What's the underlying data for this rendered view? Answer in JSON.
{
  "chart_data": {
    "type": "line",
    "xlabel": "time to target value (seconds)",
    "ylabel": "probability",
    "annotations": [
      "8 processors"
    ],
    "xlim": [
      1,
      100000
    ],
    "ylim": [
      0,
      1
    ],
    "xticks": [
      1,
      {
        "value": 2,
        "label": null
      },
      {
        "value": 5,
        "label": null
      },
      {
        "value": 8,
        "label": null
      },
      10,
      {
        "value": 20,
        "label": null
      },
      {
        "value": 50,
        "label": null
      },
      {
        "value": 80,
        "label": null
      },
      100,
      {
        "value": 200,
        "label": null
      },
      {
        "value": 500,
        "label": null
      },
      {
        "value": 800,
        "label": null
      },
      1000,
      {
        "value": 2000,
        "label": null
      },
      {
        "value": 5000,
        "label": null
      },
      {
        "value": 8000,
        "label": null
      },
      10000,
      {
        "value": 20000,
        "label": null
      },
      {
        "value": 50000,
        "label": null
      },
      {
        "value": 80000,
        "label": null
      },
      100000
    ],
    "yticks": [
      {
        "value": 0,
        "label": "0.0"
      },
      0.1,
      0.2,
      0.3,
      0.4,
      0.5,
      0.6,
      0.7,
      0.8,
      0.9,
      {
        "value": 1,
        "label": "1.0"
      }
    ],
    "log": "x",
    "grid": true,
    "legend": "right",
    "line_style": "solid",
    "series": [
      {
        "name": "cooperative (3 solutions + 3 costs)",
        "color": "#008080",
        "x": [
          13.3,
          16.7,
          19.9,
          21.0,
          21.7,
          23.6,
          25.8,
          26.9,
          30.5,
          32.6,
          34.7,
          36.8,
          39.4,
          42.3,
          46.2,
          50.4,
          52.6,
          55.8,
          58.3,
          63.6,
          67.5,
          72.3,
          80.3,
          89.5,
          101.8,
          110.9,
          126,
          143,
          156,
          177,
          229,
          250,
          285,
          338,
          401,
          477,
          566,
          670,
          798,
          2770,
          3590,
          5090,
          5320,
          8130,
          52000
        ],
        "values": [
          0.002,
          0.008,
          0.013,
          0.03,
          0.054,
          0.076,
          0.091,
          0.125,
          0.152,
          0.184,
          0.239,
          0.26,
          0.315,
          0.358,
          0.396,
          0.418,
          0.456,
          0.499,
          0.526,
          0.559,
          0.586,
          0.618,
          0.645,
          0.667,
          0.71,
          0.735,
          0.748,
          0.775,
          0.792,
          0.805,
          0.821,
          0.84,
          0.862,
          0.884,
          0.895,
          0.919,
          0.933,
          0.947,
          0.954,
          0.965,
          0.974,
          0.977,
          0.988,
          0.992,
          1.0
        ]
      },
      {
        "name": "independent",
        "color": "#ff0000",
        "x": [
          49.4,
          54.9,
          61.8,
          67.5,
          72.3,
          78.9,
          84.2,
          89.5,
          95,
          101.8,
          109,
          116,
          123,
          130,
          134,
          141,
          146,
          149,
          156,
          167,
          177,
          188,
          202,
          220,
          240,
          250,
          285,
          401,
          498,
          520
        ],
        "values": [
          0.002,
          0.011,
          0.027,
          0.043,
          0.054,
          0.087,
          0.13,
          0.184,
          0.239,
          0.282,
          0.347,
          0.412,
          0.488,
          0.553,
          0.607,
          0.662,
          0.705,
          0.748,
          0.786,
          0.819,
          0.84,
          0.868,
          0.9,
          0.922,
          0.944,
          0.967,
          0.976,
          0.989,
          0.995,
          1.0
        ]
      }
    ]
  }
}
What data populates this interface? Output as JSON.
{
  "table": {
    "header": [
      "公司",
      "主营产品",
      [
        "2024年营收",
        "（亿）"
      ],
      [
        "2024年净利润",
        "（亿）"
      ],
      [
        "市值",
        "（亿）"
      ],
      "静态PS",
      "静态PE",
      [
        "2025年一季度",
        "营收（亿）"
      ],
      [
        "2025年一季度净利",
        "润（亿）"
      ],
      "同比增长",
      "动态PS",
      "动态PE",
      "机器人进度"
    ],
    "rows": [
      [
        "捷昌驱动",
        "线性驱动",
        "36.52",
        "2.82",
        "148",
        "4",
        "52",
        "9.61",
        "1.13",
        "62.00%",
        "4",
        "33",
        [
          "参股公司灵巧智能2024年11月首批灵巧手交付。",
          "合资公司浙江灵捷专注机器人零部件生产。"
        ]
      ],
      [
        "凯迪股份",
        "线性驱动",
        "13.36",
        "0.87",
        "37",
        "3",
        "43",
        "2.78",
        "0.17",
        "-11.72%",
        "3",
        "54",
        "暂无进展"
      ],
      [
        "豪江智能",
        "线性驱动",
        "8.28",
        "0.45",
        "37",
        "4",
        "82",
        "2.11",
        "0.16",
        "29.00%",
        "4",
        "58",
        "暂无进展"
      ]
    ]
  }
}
====
*DO THIS*:
Check each line of the records for the word "What" and extract those that contain it.

*SOLUTION BELOW*:
What's the underlying data for this rendered view? Answer in JSON.
What data populates this interface? Output as JSON.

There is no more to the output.